> Data in this exercise:

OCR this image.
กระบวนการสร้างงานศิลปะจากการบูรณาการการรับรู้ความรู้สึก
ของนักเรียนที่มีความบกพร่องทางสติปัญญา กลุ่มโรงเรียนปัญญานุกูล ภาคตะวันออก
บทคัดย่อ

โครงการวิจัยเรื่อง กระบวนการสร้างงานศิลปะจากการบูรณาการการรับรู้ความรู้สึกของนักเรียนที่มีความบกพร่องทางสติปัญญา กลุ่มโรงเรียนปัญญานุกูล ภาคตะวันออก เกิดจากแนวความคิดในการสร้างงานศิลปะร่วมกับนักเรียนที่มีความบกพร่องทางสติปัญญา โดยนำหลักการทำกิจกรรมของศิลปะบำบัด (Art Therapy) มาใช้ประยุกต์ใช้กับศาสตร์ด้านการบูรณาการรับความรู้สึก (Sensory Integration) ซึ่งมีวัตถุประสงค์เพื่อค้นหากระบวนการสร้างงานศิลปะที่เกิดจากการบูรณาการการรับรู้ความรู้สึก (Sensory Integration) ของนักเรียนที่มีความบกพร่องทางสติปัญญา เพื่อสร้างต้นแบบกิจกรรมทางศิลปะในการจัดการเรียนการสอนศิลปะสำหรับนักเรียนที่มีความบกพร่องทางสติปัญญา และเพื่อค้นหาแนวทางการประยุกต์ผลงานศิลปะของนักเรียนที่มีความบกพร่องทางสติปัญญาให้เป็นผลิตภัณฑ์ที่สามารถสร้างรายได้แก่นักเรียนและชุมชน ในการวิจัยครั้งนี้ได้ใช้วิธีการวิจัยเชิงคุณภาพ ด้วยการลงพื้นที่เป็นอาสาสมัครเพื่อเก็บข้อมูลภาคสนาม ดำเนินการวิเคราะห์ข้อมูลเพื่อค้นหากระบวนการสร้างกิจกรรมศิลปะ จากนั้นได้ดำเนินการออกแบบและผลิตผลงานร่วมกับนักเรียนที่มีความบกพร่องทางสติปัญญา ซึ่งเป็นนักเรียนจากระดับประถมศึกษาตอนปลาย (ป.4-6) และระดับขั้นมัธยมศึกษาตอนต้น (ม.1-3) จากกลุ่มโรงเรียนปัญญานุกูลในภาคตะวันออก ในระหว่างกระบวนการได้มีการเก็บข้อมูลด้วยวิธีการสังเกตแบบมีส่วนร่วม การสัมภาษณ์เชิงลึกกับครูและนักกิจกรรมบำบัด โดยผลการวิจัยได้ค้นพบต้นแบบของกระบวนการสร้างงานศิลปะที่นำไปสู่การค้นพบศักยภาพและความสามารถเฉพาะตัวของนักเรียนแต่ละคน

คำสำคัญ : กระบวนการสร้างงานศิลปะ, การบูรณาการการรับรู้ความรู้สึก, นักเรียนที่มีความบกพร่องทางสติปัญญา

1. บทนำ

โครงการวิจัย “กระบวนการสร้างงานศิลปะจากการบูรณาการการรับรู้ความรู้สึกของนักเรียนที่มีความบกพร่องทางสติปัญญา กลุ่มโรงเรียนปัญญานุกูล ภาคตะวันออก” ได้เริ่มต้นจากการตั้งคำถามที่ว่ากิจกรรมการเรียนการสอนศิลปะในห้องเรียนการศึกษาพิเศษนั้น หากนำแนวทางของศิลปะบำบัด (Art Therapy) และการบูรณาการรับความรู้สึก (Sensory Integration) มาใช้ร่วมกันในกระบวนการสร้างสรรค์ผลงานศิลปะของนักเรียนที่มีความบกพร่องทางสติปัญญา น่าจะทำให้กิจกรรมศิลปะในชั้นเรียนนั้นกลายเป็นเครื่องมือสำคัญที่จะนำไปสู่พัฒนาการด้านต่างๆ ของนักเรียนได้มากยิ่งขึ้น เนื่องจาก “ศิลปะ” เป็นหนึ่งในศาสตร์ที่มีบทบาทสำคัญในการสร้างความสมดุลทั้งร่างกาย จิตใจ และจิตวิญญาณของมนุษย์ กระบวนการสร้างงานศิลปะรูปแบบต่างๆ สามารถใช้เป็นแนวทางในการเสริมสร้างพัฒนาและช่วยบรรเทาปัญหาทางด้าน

> Objective: Restate every line of the data word for word.

> Solution to the exercise:
OCR this image.
กระบวนการสร้างงานศิลปะจากการบูรณาการการรับรู้ความรู้สึก
ของนักเรียนที่มีความบกพร่องทางสติปัญญา กลุ่มโรงเรียนปัญญานุกูล ภาคตะวันออก
บทคัดย่อ

โครงการวิจัยเรื่อง กระบวนการสร้างงานศิลปะจากการบูรณาการการรับรู้ความรู้สึกของนักเรียนที่มีความบกพร่องทางสติปัญญา กลุ่มโรงเรียนปัญญานุกูล ภาคตะวันออก เกิดจากแนวความคิดในการสร้างงานศิลปะร่วมกับนักเรียนที่มีความบกพร่องทางสติปัญญา โดยนำหลักการทำกิจกรรมของศิลปะบำบัด (Art Therapy) มาใช้ประยุกต์ใช้กับศาสตร์ด้านการบูรณาการรับความรู้สึก (Sensory Integration) ซึ่งมีวัตถุประสงค์เพื่อค้นหากระบวนการสร้างงานศิลปะที่เกิดจากการบูรณาการการรับรู้ความรู้สึก (Sensory Integration) ของนักเรียนที่มีความบกพร่องทางสติปัญญา เพื่อสร้างต้นแบบกิจกรรมทางศิลปะในการจัดการเรียนการสอนศิลปะสำหรับนักเรียนที่มีความบกพร่องทางสติปัญญา และเพื่อค้นหาแนวทางการประยุกต์ผลงานศิลปะของนักเรียนที่มีความบกพร่องทางสติปัญญาให้เป็นผลิตภัณฑ์ที่สามารถสร้างรายได้แก่นักเรียนและชุมชน ในการวิจัยครั้งนี้ได้ใช้วิธีการวิจัยเชิงคุณภาพ ด้วยการลงพื้นที่เป็นอาสาสมัครเพื่อเก็บข้อมูลภาคสนาม ดำเนินการวิเคราะห์ข้อมูลเพื่อค้นหากระบวนการสร้างกิจกรรมศิลปะ จากนั้นได้ดำเนินการออกแบบและผลิตผลงานร่วมกับนักเรียนที่มีความบกพร่องทางสติปัญญา ซึ่งเป็นนักเรียนจากระดับประถมศึกษาตอนปลาย (ป.4-6) และระดับขั้นมัธยมศึกษาตอนต้น (ม.1-3) จากกลุ่มโรงเรียนปัญญานุกูลในภาคตะวันออก ในระหว่างกระบวนการได้มีการเก็บข้อมูลด้วยวิธีการสังเกตแบบมีส่วนร่วม การสัมภาษณ์เชิงลึกกับครูและนักกิจกรรมบำบัด โดยผลการวิจัยได้ค้นพบต้นแบบของกระบวนการสร้างงานศิลปะที่นำไปสู่การค้นพบศักยภาพและความสามารถเฉพาะตัวของนักเรียนแต่ละคน

คำสำคัญ : กระบวนการสร้างงานศิลปะ, การบูรณาการการรับรู้ความรู้สึก, นักเรียนที่มีความบกพร่องทางสติปัญญา

1. บทนำ

โครงการวิจัย “กระบวนการสร้างงานศิลปะจากการบูรณาการการรับรู้ความรู้สึกของนักเรียนที่มีความบกพร่องทางสติปัญญา กลุ่มโรงเรียนปัญญานุกูล ภาคตะวันออก” ได้เริ่มต้นจากการตั้งคำถามที่ว่ากิจกรรมการเรียนการสอนศิลปะในห้องเรียนการศึกษาพิเศษนั้น หากนำแนวทางของศิลปะบำบัด (Art Therapy) และการบูรณาการรับความรู้สึก (Sensory Integration) มาใช้ร่วมกันในกระบวนการสร้างสรรค์ผลงานศิลปะของนักเรียนที่มีความบกพร่องทางสติปัญญา น่าจะทำให้กิจกรรมศิลปะในชั้นเรียนนั้นกลายเป็นเครื่องมือสำคัญที่จะนำไปสู่พัฒนาการด้านต่างๆ ของนักเรียนได้มากยิ่งขึ้น เนื่องจาก “ศิลปะ” เป็นหนึ่งในศาสตร์ที่มีบทบาทสำคัญในการสร้างความสมดุลทั้งร่างกาย จิตใจ และจิตวิญญาณของมนุษย์ กระบวนการสร้างงานศิลปะรูปแบบต่างๆ สามารถใช้เป็นแนวทางในการเสริมสร้างพัฒนาและช่วยบรรเทาปัญหาทางด้าน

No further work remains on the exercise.